WHAT YOU SHOULD DO:
Retype the listing below from its first line through the line containing "Text: D: D xyxy=(209,234,219,247)", including that line and reproducing each line character for character.

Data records
------------------------------------

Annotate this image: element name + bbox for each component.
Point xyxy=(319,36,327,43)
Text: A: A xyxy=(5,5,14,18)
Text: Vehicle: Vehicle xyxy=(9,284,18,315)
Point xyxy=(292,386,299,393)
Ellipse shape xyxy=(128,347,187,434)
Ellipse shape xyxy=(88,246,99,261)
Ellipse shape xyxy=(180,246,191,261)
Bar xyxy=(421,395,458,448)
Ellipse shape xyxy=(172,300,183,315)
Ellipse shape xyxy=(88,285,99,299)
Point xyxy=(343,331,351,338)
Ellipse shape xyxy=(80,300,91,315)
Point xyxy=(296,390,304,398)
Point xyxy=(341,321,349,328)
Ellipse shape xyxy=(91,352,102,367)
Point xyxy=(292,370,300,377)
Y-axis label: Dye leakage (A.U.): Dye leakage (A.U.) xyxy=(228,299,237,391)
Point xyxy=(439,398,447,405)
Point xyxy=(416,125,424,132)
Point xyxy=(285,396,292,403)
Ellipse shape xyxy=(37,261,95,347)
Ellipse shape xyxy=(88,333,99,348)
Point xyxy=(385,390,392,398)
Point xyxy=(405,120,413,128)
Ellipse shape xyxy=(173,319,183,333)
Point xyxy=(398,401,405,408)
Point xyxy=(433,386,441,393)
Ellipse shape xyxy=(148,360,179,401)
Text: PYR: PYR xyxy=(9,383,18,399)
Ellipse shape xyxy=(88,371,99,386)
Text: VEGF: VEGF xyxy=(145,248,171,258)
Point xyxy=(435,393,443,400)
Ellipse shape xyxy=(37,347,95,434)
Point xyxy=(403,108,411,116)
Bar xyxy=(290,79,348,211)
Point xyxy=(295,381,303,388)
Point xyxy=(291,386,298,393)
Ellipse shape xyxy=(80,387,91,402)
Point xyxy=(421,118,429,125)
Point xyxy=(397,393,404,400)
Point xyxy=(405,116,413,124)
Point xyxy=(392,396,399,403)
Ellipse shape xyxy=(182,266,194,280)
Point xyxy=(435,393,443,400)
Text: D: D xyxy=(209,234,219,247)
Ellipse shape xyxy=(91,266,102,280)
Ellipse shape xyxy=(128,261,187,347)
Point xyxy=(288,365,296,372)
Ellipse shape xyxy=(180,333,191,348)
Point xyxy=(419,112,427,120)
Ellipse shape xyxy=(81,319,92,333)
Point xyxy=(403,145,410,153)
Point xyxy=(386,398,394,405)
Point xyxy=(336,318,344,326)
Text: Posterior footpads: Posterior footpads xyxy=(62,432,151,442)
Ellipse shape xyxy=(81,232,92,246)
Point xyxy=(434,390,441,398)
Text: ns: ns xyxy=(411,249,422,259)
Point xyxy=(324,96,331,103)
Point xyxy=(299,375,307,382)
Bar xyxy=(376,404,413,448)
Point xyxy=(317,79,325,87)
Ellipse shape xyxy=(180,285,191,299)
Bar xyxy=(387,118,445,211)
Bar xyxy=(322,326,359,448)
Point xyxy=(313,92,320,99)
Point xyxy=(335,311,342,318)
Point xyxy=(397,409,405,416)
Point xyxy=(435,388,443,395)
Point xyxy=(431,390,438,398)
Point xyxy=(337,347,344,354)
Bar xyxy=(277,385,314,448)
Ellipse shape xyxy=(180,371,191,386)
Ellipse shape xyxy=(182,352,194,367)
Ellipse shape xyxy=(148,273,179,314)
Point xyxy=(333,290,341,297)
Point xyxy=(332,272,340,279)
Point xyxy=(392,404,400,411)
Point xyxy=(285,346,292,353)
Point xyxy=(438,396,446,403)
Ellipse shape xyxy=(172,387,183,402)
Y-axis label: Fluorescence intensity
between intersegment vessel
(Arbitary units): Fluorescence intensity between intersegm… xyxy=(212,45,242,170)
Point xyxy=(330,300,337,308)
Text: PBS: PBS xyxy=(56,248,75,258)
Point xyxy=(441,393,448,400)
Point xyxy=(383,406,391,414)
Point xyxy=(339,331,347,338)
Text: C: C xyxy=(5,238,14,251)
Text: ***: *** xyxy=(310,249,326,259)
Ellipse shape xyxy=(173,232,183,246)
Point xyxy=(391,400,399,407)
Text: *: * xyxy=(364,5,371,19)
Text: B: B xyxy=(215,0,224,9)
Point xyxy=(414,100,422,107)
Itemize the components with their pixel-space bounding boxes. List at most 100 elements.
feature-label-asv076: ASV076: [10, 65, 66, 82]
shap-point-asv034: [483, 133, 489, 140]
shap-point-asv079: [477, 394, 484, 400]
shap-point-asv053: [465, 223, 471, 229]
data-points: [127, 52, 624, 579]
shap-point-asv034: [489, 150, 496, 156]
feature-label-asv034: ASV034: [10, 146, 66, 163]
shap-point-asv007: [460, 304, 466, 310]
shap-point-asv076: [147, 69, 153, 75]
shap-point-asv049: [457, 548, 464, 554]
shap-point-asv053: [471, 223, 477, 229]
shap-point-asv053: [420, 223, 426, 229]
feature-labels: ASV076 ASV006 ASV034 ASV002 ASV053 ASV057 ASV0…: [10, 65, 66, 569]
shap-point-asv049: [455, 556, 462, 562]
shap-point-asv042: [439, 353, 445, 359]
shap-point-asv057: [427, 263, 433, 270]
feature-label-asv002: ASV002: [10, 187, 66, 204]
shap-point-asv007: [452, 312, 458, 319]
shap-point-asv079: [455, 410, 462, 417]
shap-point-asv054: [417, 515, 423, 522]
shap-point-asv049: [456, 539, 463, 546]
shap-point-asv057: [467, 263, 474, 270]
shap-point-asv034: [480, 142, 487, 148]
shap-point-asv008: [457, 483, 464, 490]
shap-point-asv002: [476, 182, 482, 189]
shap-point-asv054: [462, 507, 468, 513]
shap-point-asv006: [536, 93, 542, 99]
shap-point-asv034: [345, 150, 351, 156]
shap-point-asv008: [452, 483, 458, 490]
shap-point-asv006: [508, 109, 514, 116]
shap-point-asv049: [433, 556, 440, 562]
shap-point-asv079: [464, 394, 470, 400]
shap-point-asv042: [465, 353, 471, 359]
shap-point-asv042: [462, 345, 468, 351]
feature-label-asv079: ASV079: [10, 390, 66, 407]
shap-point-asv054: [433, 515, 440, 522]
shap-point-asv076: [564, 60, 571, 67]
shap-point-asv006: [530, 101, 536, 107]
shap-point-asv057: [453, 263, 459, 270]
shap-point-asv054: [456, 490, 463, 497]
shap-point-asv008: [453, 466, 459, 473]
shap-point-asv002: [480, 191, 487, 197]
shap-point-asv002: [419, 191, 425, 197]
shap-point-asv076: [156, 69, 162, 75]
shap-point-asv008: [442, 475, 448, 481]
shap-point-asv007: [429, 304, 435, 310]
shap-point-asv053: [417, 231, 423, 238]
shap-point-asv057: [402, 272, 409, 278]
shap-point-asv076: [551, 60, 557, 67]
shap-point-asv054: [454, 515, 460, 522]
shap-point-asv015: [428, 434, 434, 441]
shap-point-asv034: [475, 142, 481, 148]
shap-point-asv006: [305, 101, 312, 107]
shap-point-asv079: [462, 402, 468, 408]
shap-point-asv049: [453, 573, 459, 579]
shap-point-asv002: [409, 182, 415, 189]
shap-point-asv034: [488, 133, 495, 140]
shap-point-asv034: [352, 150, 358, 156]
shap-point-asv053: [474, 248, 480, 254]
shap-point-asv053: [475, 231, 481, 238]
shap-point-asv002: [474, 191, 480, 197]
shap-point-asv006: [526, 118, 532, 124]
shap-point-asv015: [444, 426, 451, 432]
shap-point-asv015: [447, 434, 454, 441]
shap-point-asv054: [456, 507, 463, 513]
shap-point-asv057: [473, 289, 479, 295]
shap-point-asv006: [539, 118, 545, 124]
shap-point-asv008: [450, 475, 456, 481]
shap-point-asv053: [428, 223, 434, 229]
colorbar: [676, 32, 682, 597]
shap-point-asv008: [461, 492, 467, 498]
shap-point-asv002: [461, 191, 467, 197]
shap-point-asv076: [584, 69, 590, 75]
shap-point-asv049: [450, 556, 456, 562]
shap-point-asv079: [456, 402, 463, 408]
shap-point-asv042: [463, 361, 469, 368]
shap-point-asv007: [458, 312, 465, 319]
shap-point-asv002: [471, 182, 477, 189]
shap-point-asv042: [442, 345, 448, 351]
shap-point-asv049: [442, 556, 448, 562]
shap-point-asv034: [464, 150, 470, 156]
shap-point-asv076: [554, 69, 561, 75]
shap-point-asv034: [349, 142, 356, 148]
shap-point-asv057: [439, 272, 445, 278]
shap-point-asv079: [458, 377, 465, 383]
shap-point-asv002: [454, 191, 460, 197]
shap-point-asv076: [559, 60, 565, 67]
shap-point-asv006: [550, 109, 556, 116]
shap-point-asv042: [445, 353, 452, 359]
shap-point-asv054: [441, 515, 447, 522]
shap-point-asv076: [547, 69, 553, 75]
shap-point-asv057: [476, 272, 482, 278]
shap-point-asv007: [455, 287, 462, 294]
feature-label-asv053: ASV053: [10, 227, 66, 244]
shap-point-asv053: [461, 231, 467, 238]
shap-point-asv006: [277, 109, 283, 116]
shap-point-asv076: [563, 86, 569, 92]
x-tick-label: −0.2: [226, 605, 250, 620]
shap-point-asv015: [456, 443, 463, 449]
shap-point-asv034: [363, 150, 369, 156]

------------------------------------

CORRECT RESPONSE:
Annotate this image: element name + bbox for each component.
Point xyxy=(319,36,327,43)
Text: A: A xyxy=(5,5,14,18)
Text: Vehicle: Vehicle xyxy=(9,284,18,315)
Point xyxy=(292,386,299,393)
Ellipse shape xyxy=(128,347,187,434)
Ellipse shape xyxy=(88,246,99,261)
Ellipse shape xyxy=(180,246,191,261)
Bar xyxy=(421,395,458,448)
Ellipse shape xyxy=(172,300,183,315)
Ellipse shape xyxy=(88,285,99,299)
Point xyxy=(343,331,351,338)
Ellipse shape xyxy=(80,300,91,315)
Point xyxy=(296,390,304,398)
Point xyxy=(341,321,349,328)
Ellipse shape xyxy=(91,352,102,367)
Point xyxy=(292,370,300,377)
Y-axis label: Dye leakage (A.U.): Dye leakage (A.U.) xyxy=(228,299,237,391)
Point xyxy=(439,398,447,405)
Point xyxy=(416,125,424,132)
Point xyxy=(285,396,292,403)
Ellipse shape xyxy=(37,261,95,347)
Ellipse shape xyxy=(88,333,99,348)
Point xyxy=(385,390,392,398)
Point xyxy=(405,120,413,128)
Ellipse shape xyxy=(173,319,183,333)
Point xyxy=(398,401,405,408)
Point xyxy=(433,386,441,393)
Ellipse shape xyxy=(148,360,179,401)
Text: PYR: PYR xyxy=(9,383,18,399)
Ellipse shape xyxy=(88,371,99,386)
Text: VEGF: VEGF xyxy=(145,248,171,258)
Point xyxy=(435,393,443,400)
Ellipse shape xyxy=(37,347,95,434)
Point xyxy=(403,108,411,116)
Bar xyxy=(290,79,348,211)
Point xyxy=(295,381,303,388)
Point xyxy=(291,386,298,393)
Ellipse shape xyxy=(80,387,91,402)
Point xyxy=(421,118,429,125)
Point xyxy=(397,393,404,400)
Point xyxy=(405,116,413,124)
Point xyxy=(392,396,399,403)
Ellipse shape xyxy=(182,266,194,280)
Point xyxy=(435,393,443,400)
Text: D: D xyxy=(209,234,219,247)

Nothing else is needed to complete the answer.